What the task asks ▸ Each record is to be printed again precisely as it reads.

━━━ Data provided

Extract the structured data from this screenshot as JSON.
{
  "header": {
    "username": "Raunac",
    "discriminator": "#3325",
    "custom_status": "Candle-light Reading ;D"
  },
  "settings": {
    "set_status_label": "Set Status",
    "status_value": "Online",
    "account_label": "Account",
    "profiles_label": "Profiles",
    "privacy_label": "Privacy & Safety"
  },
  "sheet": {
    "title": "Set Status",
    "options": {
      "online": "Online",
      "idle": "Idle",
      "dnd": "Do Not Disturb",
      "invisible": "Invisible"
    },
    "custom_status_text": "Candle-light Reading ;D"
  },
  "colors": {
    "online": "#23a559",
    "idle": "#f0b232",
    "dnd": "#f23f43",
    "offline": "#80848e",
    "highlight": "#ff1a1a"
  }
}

━━━━━━

Response for this exercise ▸
Extract the structured data from this screenshot as JSON.
{
  "header": {
    "username": "Raunac",
    "discriminator": "#3325",
    "custom_status": "Candle-light Reading ;D"
  },
  "settings": {
    "set_status_label": "Set Status",
    "status_value": "Online",
    "account_label": "Account",
    "profiles_label": "Profiles",
    "privacy_label": "Privacy & Safety"
  },
  "sheet": {
    "title": "Set Status",
    "options": {
      "online": "Online",
      "idle": "Idle",
      "dnd": "Do Not Disturb",
      "invisible": "Invisible"
    },
    "custom_status_text": "Candle-light Reading ;D"
  },
  "colors": {
    "online": "#23a559",
    "idle": "#f0b232",
    "dnd": "#f23f43",
    "offline": "#80848e",
    "highlight": "#ff1a1a"
  }
}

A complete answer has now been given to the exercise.